Written request: A line counts if it contains the string "lower"; say how many such lines there are, giving only the number.

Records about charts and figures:
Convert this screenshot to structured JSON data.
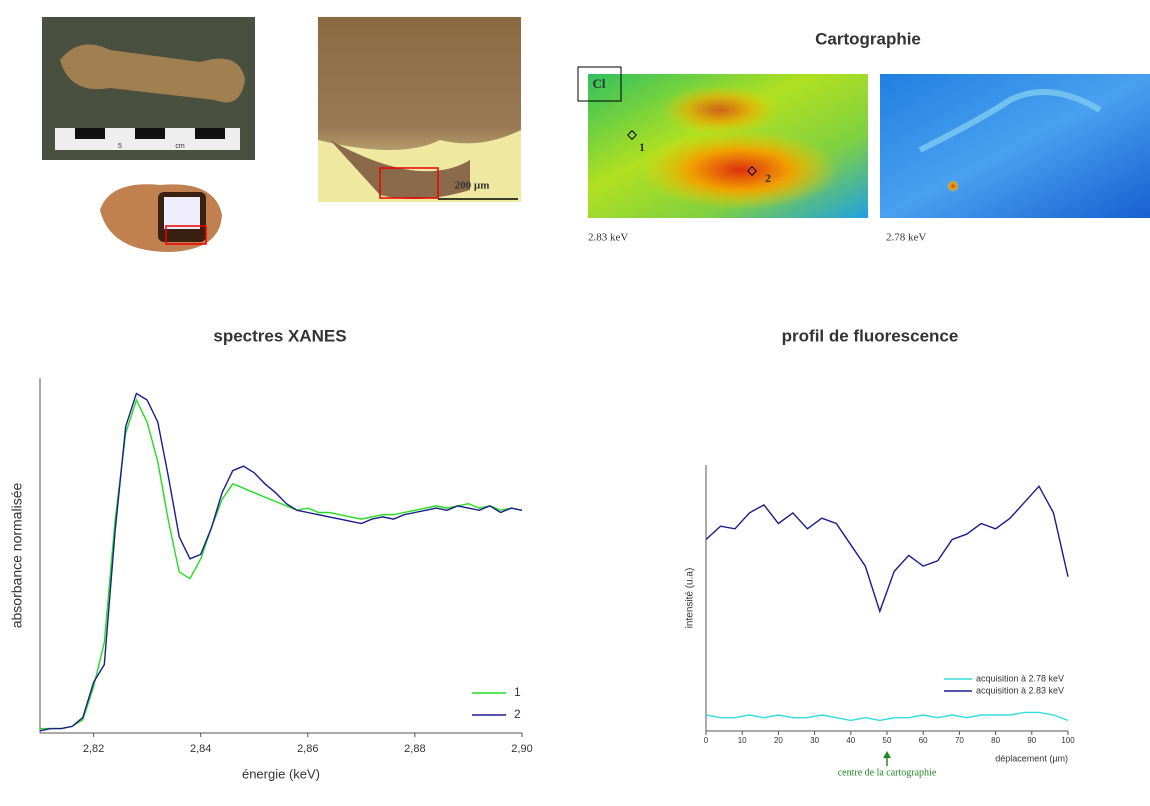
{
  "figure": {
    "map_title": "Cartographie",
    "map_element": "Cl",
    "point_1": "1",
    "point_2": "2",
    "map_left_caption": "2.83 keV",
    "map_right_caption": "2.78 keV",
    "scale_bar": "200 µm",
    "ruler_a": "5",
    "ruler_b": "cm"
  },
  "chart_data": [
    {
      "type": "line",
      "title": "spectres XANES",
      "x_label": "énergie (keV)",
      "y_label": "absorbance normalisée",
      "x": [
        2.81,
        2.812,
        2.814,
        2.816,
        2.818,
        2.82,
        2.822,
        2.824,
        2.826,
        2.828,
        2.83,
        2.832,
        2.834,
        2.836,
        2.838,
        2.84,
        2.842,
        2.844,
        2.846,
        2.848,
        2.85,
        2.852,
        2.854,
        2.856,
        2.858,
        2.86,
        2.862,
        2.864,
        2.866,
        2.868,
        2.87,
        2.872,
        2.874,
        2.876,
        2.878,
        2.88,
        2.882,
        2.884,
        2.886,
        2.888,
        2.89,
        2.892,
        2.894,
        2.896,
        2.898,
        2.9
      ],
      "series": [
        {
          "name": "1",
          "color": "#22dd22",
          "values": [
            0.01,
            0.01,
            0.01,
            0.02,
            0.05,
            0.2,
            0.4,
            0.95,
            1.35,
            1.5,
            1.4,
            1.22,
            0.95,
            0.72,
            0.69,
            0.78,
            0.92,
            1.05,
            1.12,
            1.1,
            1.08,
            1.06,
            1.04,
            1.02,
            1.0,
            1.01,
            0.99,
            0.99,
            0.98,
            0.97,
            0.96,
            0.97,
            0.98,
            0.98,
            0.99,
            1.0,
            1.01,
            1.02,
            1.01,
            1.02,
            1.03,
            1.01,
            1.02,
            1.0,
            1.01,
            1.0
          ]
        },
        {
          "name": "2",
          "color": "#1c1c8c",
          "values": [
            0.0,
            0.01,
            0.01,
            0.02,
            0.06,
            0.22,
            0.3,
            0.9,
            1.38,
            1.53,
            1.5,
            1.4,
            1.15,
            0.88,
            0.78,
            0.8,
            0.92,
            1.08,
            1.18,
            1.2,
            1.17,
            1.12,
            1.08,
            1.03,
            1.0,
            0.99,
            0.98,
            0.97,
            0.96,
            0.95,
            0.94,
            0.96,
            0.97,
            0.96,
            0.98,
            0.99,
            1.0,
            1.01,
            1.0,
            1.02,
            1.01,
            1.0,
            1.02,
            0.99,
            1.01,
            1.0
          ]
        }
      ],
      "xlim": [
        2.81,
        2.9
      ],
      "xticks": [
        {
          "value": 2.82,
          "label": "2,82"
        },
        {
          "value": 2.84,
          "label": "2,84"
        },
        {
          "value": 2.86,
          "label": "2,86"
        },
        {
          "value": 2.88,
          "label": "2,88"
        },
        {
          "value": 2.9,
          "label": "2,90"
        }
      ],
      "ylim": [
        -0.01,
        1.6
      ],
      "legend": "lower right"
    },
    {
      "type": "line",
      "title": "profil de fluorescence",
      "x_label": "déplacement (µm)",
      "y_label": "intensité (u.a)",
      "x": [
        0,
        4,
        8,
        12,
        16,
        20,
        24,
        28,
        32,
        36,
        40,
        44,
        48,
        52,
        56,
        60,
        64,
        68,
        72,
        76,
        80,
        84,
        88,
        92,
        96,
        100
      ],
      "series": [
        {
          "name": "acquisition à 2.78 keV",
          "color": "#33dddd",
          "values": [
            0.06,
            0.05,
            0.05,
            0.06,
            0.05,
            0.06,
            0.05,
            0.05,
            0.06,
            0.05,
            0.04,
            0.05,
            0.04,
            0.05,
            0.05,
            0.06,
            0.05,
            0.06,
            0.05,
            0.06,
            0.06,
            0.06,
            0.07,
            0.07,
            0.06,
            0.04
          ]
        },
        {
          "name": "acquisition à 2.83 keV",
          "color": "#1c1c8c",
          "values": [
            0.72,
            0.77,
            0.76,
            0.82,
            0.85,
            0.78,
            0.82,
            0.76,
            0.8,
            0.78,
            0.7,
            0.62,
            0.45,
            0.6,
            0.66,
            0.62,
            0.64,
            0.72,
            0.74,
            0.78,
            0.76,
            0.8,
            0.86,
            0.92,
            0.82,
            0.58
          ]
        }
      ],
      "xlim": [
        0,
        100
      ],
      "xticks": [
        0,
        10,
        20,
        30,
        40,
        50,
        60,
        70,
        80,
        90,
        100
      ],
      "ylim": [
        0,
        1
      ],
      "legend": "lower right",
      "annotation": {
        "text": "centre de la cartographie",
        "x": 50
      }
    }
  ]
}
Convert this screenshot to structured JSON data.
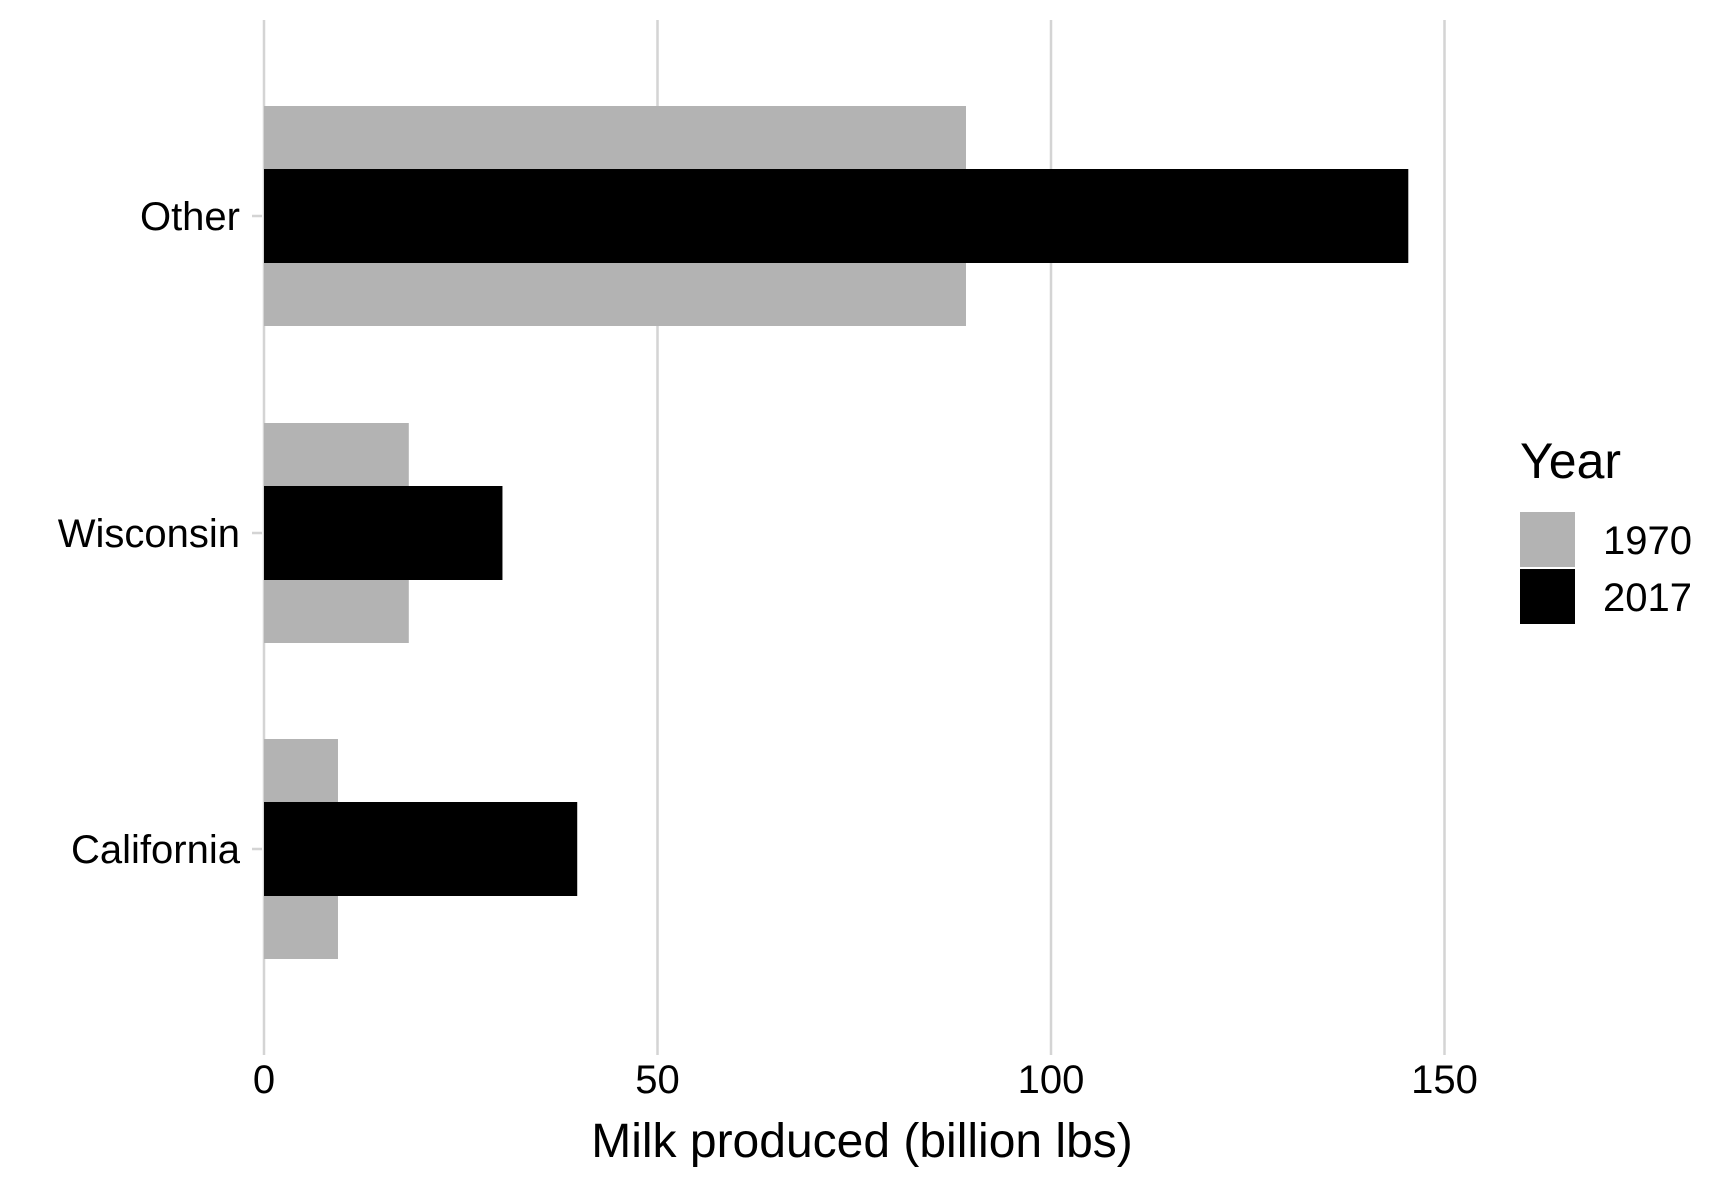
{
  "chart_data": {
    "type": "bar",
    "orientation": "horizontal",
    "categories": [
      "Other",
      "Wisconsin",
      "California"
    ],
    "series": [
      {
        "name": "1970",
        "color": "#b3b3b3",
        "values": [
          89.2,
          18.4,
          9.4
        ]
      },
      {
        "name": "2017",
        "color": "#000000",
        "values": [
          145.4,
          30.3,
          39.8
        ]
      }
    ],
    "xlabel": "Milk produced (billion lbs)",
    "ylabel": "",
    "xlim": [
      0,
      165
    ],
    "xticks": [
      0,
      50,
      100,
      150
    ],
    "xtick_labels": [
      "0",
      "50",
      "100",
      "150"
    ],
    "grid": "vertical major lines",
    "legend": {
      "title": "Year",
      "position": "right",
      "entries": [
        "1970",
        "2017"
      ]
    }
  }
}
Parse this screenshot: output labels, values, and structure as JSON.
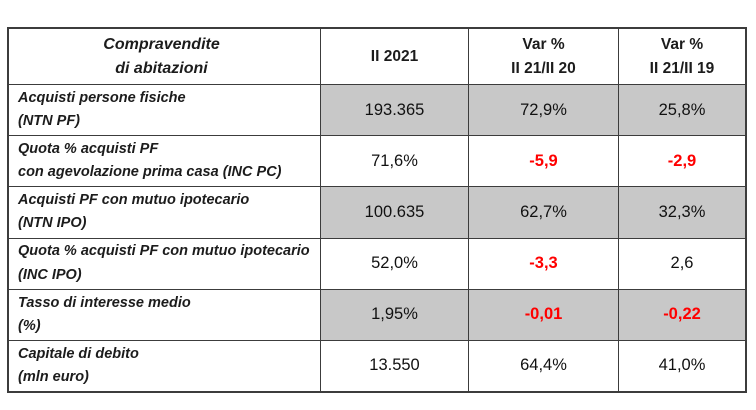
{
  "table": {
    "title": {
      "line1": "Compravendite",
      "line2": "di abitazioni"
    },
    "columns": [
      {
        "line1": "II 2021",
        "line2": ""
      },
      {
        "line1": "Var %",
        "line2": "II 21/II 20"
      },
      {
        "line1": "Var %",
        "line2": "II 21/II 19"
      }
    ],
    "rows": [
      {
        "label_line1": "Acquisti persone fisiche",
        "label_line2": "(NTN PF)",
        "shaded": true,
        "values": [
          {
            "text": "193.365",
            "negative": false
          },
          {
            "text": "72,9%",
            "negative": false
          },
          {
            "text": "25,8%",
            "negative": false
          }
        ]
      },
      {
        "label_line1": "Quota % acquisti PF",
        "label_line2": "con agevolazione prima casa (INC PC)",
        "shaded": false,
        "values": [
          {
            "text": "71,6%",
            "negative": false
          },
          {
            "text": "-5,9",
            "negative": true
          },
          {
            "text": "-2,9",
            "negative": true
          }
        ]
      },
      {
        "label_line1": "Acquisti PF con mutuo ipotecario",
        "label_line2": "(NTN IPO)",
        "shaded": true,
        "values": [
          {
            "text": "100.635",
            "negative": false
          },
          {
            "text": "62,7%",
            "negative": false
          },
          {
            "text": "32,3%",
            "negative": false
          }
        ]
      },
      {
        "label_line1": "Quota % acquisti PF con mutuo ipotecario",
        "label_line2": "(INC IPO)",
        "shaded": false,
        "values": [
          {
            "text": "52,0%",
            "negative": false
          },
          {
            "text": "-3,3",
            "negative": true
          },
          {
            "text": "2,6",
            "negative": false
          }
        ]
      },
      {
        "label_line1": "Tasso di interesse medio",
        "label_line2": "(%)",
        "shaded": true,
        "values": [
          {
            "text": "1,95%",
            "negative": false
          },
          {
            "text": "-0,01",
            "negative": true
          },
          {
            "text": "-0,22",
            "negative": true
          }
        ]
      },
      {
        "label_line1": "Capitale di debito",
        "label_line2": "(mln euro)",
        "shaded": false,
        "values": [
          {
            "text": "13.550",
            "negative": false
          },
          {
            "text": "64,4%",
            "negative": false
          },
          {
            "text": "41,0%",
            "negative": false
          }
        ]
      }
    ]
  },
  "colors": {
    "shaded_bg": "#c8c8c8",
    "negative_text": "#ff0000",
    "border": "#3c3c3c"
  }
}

Answer for this exercise: 2